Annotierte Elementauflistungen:
##########

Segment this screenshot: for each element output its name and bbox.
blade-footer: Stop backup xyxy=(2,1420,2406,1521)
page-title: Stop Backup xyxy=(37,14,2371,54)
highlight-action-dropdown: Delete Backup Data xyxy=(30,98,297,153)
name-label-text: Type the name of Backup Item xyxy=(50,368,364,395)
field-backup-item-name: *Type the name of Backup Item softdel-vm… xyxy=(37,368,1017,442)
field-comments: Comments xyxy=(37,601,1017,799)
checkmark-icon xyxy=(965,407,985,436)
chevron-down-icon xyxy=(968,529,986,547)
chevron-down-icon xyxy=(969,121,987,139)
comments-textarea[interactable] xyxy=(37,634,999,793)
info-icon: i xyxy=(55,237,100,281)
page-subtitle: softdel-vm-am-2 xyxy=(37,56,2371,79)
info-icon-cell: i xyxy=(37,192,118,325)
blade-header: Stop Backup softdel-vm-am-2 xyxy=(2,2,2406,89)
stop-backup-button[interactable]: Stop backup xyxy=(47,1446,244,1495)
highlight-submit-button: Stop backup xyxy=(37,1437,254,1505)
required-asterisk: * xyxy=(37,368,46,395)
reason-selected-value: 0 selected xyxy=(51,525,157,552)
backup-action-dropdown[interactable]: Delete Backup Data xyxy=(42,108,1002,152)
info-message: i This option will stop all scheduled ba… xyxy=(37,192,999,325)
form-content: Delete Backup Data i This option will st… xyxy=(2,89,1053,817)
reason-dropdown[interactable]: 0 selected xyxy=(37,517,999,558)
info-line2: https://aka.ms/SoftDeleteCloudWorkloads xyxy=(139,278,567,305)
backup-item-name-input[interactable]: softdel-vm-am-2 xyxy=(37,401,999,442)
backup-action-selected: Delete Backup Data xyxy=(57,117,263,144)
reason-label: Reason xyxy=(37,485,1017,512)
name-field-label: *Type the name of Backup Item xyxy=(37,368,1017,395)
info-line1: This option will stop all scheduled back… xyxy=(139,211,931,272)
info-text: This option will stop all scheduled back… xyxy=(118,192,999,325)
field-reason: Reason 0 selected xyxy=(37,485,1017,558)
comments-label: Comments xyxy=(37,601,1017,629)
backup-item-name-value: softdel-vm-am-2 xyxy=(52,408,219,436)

##########

Deine Aufgabe:
Gib die Auflistung oben vollständig und Zeile für Zeile unverändert wieder.

Lösung:
Segment this screenshot: for each element output its name and bbox.
blade-footer: Stop backup xyxy=(2,1420,2406,1521)
page-title: Stop Backup xyxy=(37,14,2371,54)
highlight-action-dropdown: Delete Backup Data xyxy=(30,98,297,153)
name-label-text: Type the name of Backup Item xyxy=(50,368,364,395)
field-backup-item-name: *Type the name of Backup Item softdel-vm… xyxy=(37,368,1017,442)
field-comments: Comments xyxy=(37,601,1017,799)
checkmark-icon xyxy=(965,407,985,436)
chevron-down-icon xyxy=(968,529,986,547)
chevron-down-icon xyxy=(969,121,987,139)
comments-textarea[interactable] xyxy=(37,634,999,793)
info-icon: i xyxy=(55,237,100,281)
page-subtitle: softdel-vm-am-2 xyxy=(37,56,2371,79)
info-icon-cell: i xyxy=(37,192,118,325)
blade-header: Stop Backup softdel-vm-am-2 xyxy=(2,2,2406,89)
stop-backup-button[interactable]: Stop backup xyxy=(47,1446,244,1495)
highlight-submit-button: Stop backup xyxy=(37,1437,254,1505)
required-asterisk: * xyxy=(37,368,46,395)
reason-selected-value: 0 selected xyxy=(51,525,157,552)
backup-action-dropdown[interactable]: Delete Backup Data xyxy=(42,108,1002,152)
info-message: i This option will stop all scheduled ba… xyxy=(37,192,999,325)
form-content: Delete Backup Data i This option will st… xyxy=(2,89,1053,817)
reason-dropdown[interactable]: 0 selected xyxy=(37,517,999,558)
info-line2: https://aka.ms/SoftDeleteCloudWorkloads xyxy=(139,278,567,305)
backup-item-name-input[interactable]: softdel-vm-am-2 xyxy=(37,401,999,442)
backup-action-selected: Delete Backup Data xyxy=(57,117,263,144)
reason-label: Reason xyxy=(37,485,1017,512)
name-field-label: *Type the name of Backup Item xyxy=(37,368,1017,395)
info-line1: This option will stop all scheduled back… xyxy=(139,211,931,272)
info-text: This option will stop all scheduled back… xyxy=(118,192,999,325)
field-reason: Reason 0 selected xyxy=(37,485,1017,558)
comments-label: Comments xyxy=(37,601,1017,629)
backup-item-name-value: softdel-vm-am-2 xyxy=(52,408,219,436)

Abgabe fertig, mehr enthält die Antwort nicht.